## Aim of the exercise:
Your task is to extract every line from the material below exactly.

══════════════════════════════

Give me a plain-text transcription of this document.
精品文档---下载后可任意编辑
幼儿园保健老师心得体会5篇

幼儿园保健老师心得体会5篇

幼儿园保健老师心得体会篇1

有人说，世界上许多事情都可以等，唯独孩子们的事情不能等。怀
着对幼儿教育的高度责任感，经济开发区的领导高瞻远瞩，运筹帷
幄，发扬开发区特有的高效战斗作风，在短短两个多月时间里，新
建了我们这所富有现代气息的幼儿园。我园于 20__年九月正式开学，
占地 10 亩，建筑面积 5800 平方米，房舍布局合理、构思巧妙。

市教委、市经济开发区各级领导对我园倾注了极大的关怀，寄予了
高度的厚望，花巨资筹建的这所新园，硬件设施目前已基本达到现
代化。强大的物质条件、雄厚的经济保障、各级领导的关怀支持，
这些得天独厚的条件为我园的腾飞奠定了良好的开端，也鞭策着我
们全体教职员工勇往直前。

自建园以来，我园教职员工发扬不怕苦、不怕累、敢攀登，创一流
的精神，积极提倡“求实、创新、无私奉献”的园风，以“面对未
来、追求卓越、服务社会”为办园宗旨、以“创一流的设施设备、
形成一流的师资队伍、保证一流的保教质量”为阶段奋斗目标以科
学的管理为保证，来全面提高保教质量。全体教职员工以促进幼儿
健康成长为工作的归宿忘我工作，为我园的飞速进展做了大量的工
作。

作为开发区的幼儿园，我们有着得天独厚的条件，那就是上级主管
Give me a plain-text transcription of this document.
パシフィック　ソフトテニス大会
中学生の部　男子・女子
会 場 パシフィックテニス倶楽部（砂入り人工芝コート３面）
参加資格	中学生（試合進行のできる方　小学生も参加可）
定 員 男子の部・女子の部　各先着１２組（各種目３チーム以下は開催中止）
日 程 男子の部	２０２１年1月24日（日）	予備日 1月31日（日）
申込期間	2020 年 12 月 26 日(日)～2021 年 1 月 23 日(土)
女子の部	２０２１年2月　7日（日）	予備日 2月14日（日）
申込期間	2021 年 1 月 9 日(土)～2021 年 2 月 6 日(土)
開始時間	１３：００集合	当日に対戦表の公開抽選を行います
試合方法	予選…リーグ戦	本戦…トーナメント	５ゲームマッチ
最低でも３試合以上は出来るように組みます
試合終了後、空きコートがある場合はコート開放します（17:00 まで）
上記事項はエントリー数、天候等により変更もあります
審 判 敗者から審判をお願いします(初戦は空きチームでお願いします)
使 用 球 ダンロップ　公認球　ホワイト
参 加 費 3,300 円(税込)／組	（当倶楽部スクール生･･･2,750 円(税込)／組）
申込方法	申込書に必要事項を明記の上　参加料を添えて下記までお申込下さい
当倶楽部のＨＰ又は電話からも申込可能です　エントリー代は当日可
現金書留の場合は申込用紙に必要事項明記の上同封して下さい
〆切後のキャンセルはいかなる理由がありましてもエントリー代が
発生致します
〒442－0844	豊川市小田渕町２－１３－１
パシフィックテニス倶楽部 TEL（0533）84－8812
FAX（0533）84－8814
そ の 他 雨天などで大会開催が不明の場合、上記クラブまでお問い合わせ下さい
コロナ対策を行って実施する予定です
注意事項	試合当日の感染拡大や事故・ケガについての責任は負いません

══════════════════════════════

## Solved problem:
Give me a plain-text transcription of this document.
精品文档---下载后可任意编辑
幼儿园保健老师心得体会5篇

幼儿园保健老师心得体会5篇

幼儿园保健老师心得体会篇1

有人说，世界上许多事情都可以等，唯独孩子们的事情不能等。怀
着对幼儿教育的高度责任感，经济开发区的领导高瞻远瞩，运筹帷
幄，发扬开发区特有的高效战斗作风，在短短两个多月时间里，新
建了我们这所富有现代气息的幼儿园。我园于 20__年九月正式开学，
占地 10 亩，建筑面积 5800 平方米，房舍布局合理、构思巧妙。

市教委、市经济开发区各级领导对我园倾注了极大的关怀，寄予了
高度的厚望，花巨资筹建的这所新园，硬件设施目前已基本达到现
代化。强大的物质条件、雄厚的经济保障、各级领导的关怀支持，
这些得天独厚的条件为我园的腾飞奠定了良好的开端，也鞭策着我
们全体教职员工勇往直前。

自建园以来，我园教职员工发扬不怕苦、不怕累、敢攀登，创一流
的精神，积极提倡“求实、创新、无私奉献”的园风，以“面对未
来、追求卓越、服务社会”为办园宗旨、以“创一流的设施设备、
形成一流的师资队伍、保证一流的保教质量”为阶段奋斗目标以科
学的管理为保证，来全面提高保教质量。全体教职员工以促进幼儿
健康成长为工作的归宿忘我工作，为我园的飞速进展做了大量的工
作。

作为开发区的幼儿园，我们有着得天独厚的条件，那就是上级主管
Give me a plain-text transcription of this document.
パシフィック　ソフトテニス大会
中学生の部　男子・女子
会 場 パシフィックテニス倶楽部（砂入り人工芝コート３面）
参加資格	中学生（試合進行のできる方　小学生も参加可）
定 員 男子の部・女子の部　各先着１２組（各種目３チーム以下は開催中止）
日 程 男子の部	２０２１年1月24日（日）	予備日 1月31日（日）
申込期間	2020 年 12 月 26 日(日)～2021 年 1 月 23 日(土)
女子の部	２０２１年2月　7日（日）	予備日 2月14日（日）
申込期間	2021 年 1 月 9 日(土)～2021 年 2 月 6 日(土)
開始時間	１３：００集合	当日に対戦表の公開抽選を行います
試合方法	予選…リーグ戦	本戦…トーナメント	５ゲームマッチ
最低でも３試合以上は出来るように組みます
試合終了後、空きコートがある場合はコート開放します（17:00 まで）
上記事項はエントリー数、天候等により変更もあります
審 判 敗者から審判をお願いします(初戦は空きチームでお願いします)
使 用 球 ダンロップ　公認球　ホワイト
参 加 費 3,300 円(税込)／組	（当倶楽部スクール生･･･2,750 円(税込)／組）
申込方法	申込書に必要事項を明記の上　参加料を添えて下記までお申込下さい
当倶楽部のＨＰ又は電話からも申込可能です　エントリー代は当日可
現金書留の場合は申込用紙に必要事項明記の上同封して下さい
〆切後のキャンセルはいかなる理由がありましてもエントリー代が
発生致します
〒442－0844	豊川市小田渕町２－１３－１
パシフィックテニス倶楽部 TEL（0533）84－8812
FAX（0533）84－8814
そ の 他 雨天などで大会開催が不明の場合、上記クラブまでお問い合わせ下さい
コロナ対策を行って実施する予定です
注意事項	試合当日の感染拡大や事故・ケガについての責任は負いません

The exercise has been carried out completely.